[START OF Dataset rows]

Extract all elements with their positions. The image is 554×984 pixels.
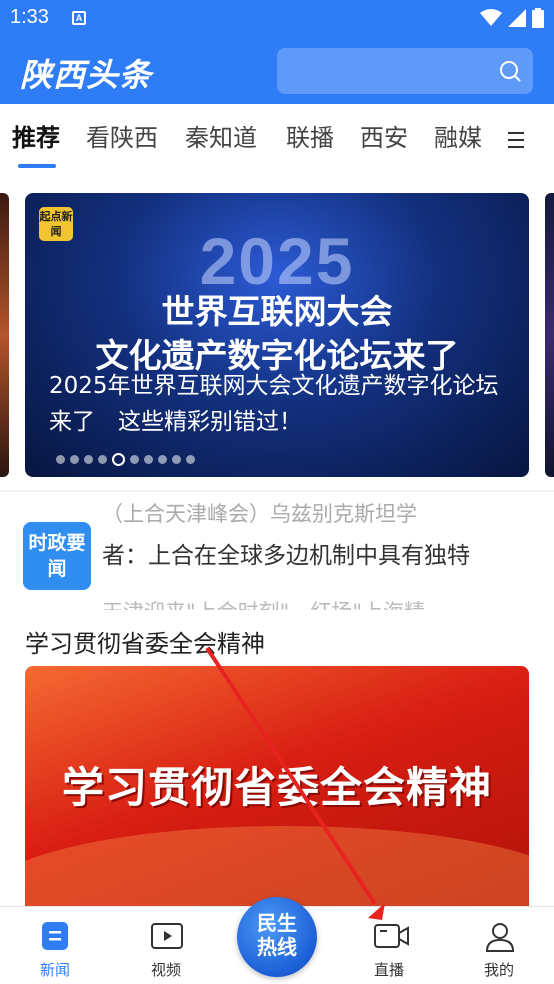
carousel-dot[interactable] (98, 455, 107, 464)
minsheng-hotline-button[interactable]: 民生热线 (237, 897, 317, 977)
carousel-dot[interactable] (130, 455, 139, 464)
carousel-dot[interactable] (84, 455, 93, 464)
status-time: 1:33 (10, 6, 49, 28)
nav-news[interactable]: 新闻 (10, 907, 100, 984)
carousel-dot[interactable] (186, 455, 195, 464)
nav-video-label: 视频 (150, 961, 181, 979)
news-ticker[interactable]: 时政要闻 （上合天津峰会）乌兹别克斯坦学 者：上合在全球多边机制中具有独特 天津… (0, 492, 554, 610)
nav-profile[interactable]: 我的 (454, 907, 544, 984)
battery-icon (532, 8, 544, 28)
promo-text: 学习贯彻省委全会精神 (61, 763, 492, 812)
channel-menu-icon[interactable] (508, 132, 524, 153)
tab-qin-zhidao[interactable]: 秦知道 (185, 118, 257, 153)
carousel-indicator (56, 453, 195, 466)
carousel-dot[interactable] (112, 453, 125, 466)
search-icon[interactable] (499, 60, 521, 82)
tab-lianbo[interactable]: 联播 (286, 118, 334, 153)
ticker-prev-headline: （上合天津峰会）乌兹别克斯坦学 (102, 502, 417, 526)
channel-tabs: 推荐 看陕西 秦知道 联播 西安 融媒 (0, 104, 554, 170)
carousel-banner[interactable]: 起点新闻 2025 世界互联网大会 文化遗产数字化论坛来了 2025年世界互联网… (25, 193, 529, 477)
carousel-dot[interactable] (172, 455, 181, 464)
carousel-dot[interactable] (144, 455, 153, 464)
feature-section: 学习贯彻省委全会精神 学习贯彻省委全会精神 (0, 610, 554, 910)
carousel-dot[interactable] (56, 455, 65, 464)
hotline-label: 民生热线 (257, 911, 297, 959)
banner-caption: 2025年世界互联网大会文化遗产数字化论坛来了 这些精彩别错过！ (49, 373, 499, 435)
banner-headline-1: 世界互联网大会 (161, 292, 393, 331)
app-header: 1:33 A 陕西头条 (0, 0, 554, 104)
live-camera-icon (374, 924, 409, 948)
ticker-badge: 时政要闻 (23, 522, 91, 590)
search-bar[interactable] (277, 48, 533, 94)
ticker-next-headline: 天津迎来"上合时刻" 红场"上海精 (102, 596, 425, 610)
app-logo: 陕西头条 (20, 56, 153, 94)
tab-rongmei[interactable]: 融媒 (434, 118, 482, 153)
news-icon (42, 922, 68, 950)
ticker-headline[interactable]: 者：上合在全球多边机制中具有独特 (102, 536, 470, 570)
nav-live[interactable]: 直播 (344, 907, 434, 984)
nav-video[interactable]: 视频 (121, 907, 211, 984)
carousel-next-slide[interactable] (545, 193, 554, 477)
carousel-dot[interactable] (70, 455, 79, 464)
active-tab-indicator (18, 164, 56, 168)
section-title[interactable]: 学习贯彻省委全会精神 (25, 624, 265, 659)
notification-icon: A (72, 11, 86, 25)
tab-recommend[interactable]: 推荐 (12, 118, 60, 153)
wifi-icon (480, 9, 502, 26)
profile-icon (485, 923, 515, 952)
nav-live-label: 直播 (373, 961, 404, 979)
status-bar: 1:33 A (0, 0, 554, 36)
nav-profile-label: 我的 (483, 961, 514, 979)
tab-kan-shaanxi[interactable]: 看陕西 (86, 118, 158, 153)
carousel-dot[interactable] (158, 455, 167, 464)
nav-news-label: 新闻 (39, 961, 70, 979)
carousel-prev-slide[interactable] (0, 193, 9, 477)
tab-xian[interactable]: 西安 (360, 118, 408, 153)
signal-icon (508, 9, 526, 27)
video-icon (151, 923, 183, 949)
system-icons (480, 8, 544, 28)
promo-banner[interactable]: 学习贯彻省委全会精神 (25, 666, 529, 910)
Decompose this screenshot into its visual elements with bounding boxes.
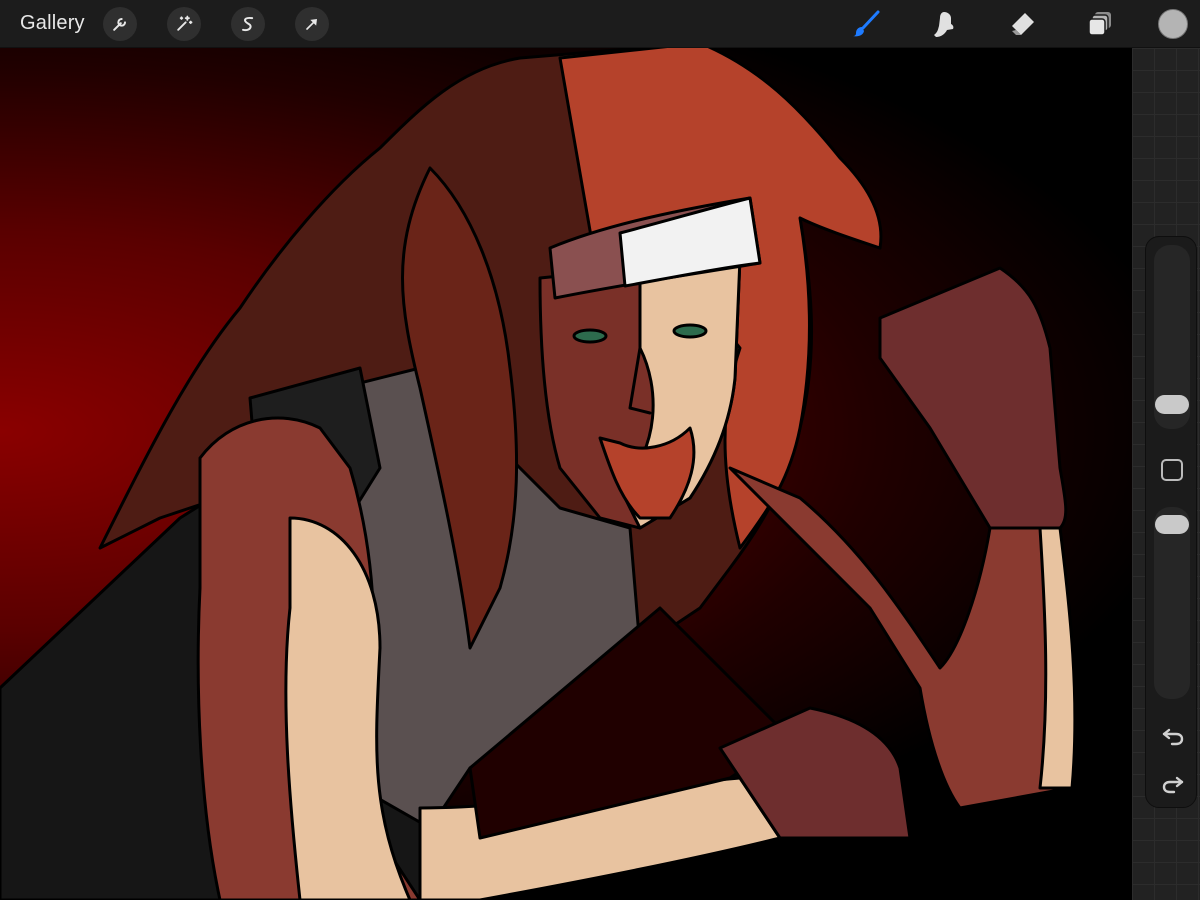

[END OF Dataset rows]

• [Goal]
Write out the records, starting with the line that contains "carousel-dot[interactable] (98, 455, 107, 464)" and ending with the line that contains "search-icon[interactable] (499, 60, 521, 82)". Include both of those lines.

• [Expected answer]
carousel-dot[interactable] (98, 455, 107, 464)
minsheng-hotline-button[interactable]: 民生热线 (237, 897, 317, 977)
carousel-dot[interactable] (130, 455, 139, 464)
carousel-dot[interactable] (84, 455, 93, 464)
status-time: 1:33 (10, 6, 49, 28)
nav-news[interactable]: 新闻 (10, 907, 100, 984)
carousel-dot[interactable] (186, 455, 195, 464)
nav-video-label: 视频 (150, 961, 181, 979)
news-ticker[interactable]: 时政要闻 （上合天津峰会）乌兹别克斯坦学 者：上合在全球多边机制中具有独特 天津… (0, 492, 554, 610)
nav-profile[interactable]: 我的 (454, 907, 544, 984)
battery-icon (532, 8, 544, 28)
promo-text: 学习贯彻省委全会精神 (61, 763, 492, 812)
channel-menu-icon[interactable] (508, 132, 524, 153)
tab-qin-zhidao[interactable]: 秦知道 (185, 118, 257, 153)
carousel-indicator (56, 453, 195, 466)
carousel-dot[interactable] (112, 453, 125, 466)
search-icon[interactable] (499, 60, 521, 82)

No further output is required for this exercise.